■ **MATERIAL**

* start *

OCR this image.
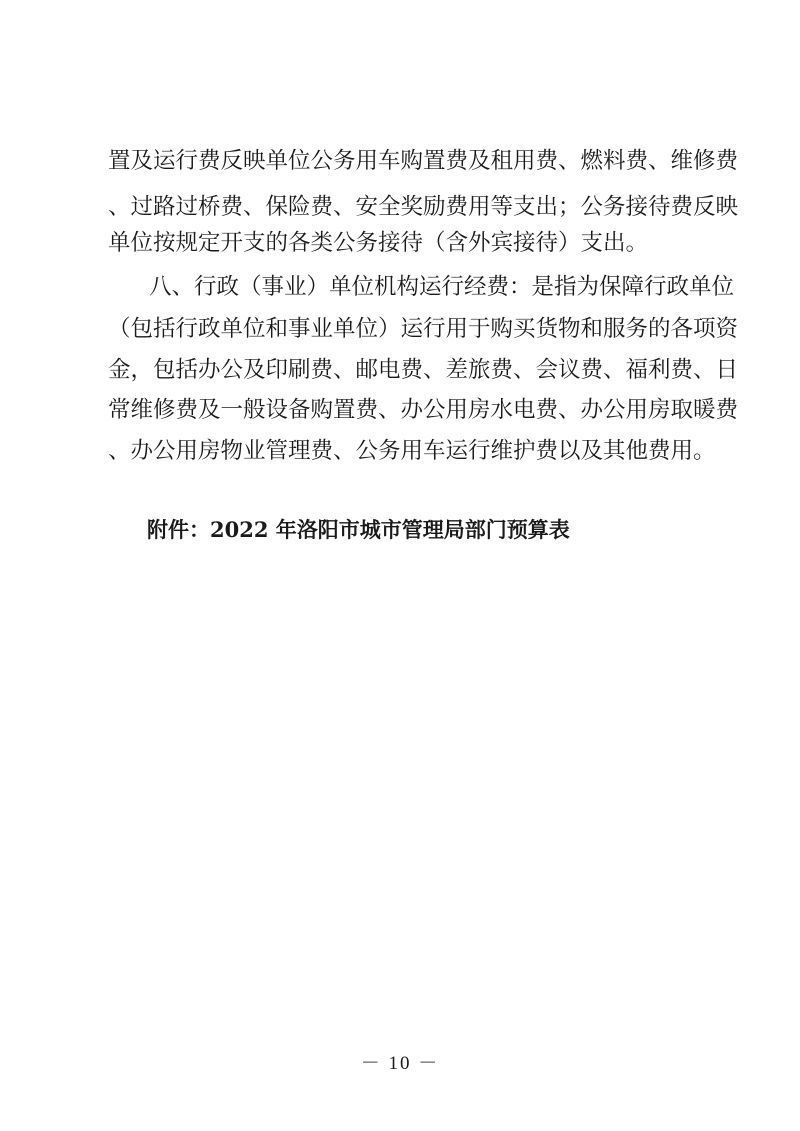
置及运行费反映单位公务用车购置费及租用费、燃料费、维修费
、过路过桥费、保险费、安全奖励费用等支出；公务接待费反映
单位按规定开支的各类公务接待（含外宾接待）支出。
八、行政（事业）单位机构运行经费：是指为保障行政单位
（包括行政单位和事业单位）运行用于购买货物和服务的各项资
金，包括办公及印刷费、邮电费、差旅费、会议费、福利费、日
常维修费及一般设备购置费、办公用房水电费、办公用房取暖费
、办公用房物业管理费、公务用车运行维护费以及其他费用。
附件：2022 年洛阳市城市管理局部门预算表
－ 10 －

* end *

■ **JOB**
Quote the data exactly, leaving every image out of the copy.

■ **TASK SOLUTION**
OCR this image.
置及运行费反映单位公务用车购置费及租用费、燃料费、维修费
、过路过桥费、保险费、安全奖励费用等支出；公务接待费反映
单位按规定开支的各类公务接待（含外宾接待）支出。
八、行政（事业）单位机构运行经费：是指为保障行政单位
（包括行政单位和事业单位）运行用于购买货物和服务的各项资
金，包括办公及印刷费、邮电费、差旅费、会议费、福利费、日
常维修费及一般设备购置费、办公用房水电费、办公用房取暖费
、办公用房物业管理费、公务用车运行维护费以及其他费用。
附件：2022 年洛阳市城市管理局部门预算表
－ 10 －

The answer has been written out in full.